**** Extracted information

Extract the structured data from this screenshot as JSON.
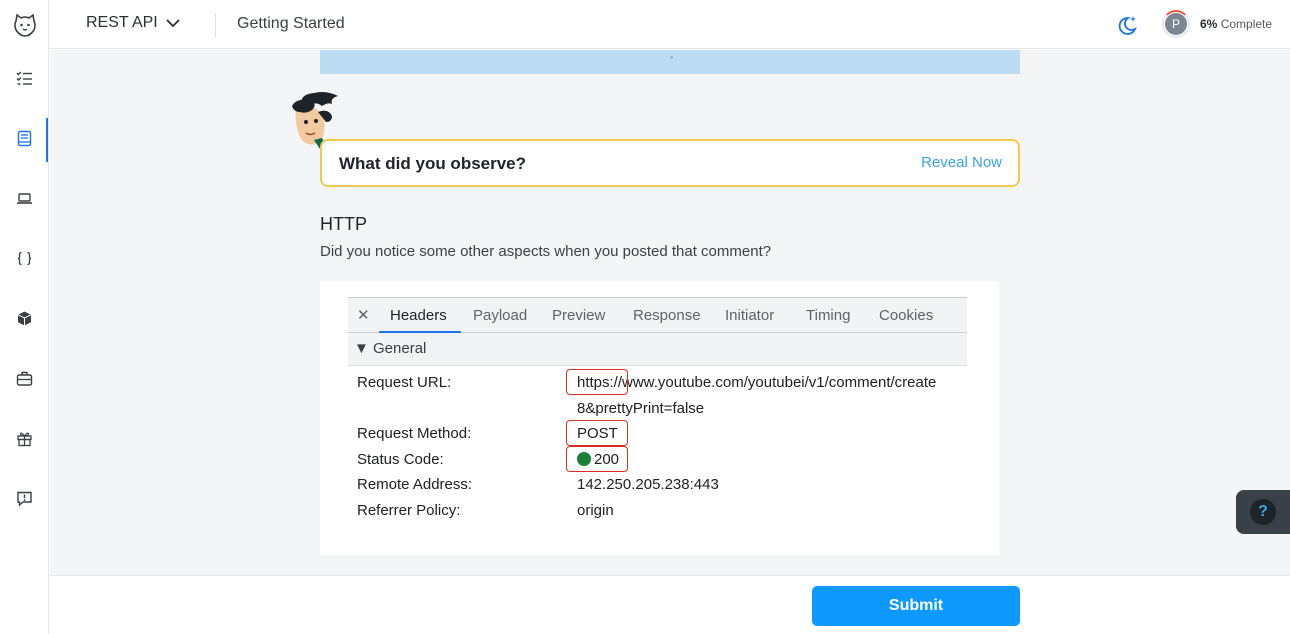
{
  "topbar": {
    "course": "REST API",
    "lesson": "Getting Started",
    "progress_letter": "P",
    "progress_pct": "6%",
    "progress_label": "Complete"
  },
  "sidebar": {
    "items": [
      {
        "icon": "checklist-icon",
        "active": false
      },
      {
        "icon": "book-icon",
        "active": true
      },
      {
        "icon": "laptop-icon",
        "active": false
      },
      {
        "icon": "braces-icon",
        "active": false
      },
      {
        "icon": "cube-icon",
        "active": false
      },
      {
        "icon": "briefcase-icon",
        "active": false
      },
      {
        "icon": "gift-icon",
        "active": false
      },
      {
        "icon": "feedback-icon",
        "active": false
      }
    ]
  },
  "main": {
    "observe_question": "What did you observe?",
    "reveal_label": "Reveal Now",
    "heading": "HTTP",
    "paragraph": "Did you notice some other aspects when you posted that comment?"
  },
  "devtools": {
    "close": "✕",
    "tabs": [
      "Headers",
      "Payload",
      "Preview",
      "Response",
      "Initiator",
      "Timing",
      "Cookies"
    ],
    "active_tab": "Headers",
    "section": "▼ General",
    "rows": [
      {
        "label": "Request URL:",
        "value": "https://www.youtube.com/youtubei/v1/comment/create",
        "value2": "8&prettyPrint=false"
      },
      {
        "label": "Request Method:",
        "value": "POST"
      },
      {
        "label": "Status Code:",
        "value": "200"
      },
      {
        "label": "Remote Address:",
        "value": "142.250.205.238:443"
      },
      {
        "label": "Referrer Policy:",
        "value": "origin"
      }
    ]
  },
  "footer": {
    "submit_label": "Submit"
  },
  "help": {
    "label": "?"
  },
  "colors": {
    "accent": "#0d99ff",
    "observe_border": "#f2c94c",
    "highlight": "#d93025",
    "status_ok": "#188038"
  }
}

********

Return only the number of lines in the preceding records that contain the string "icon".

* [Solution]:
8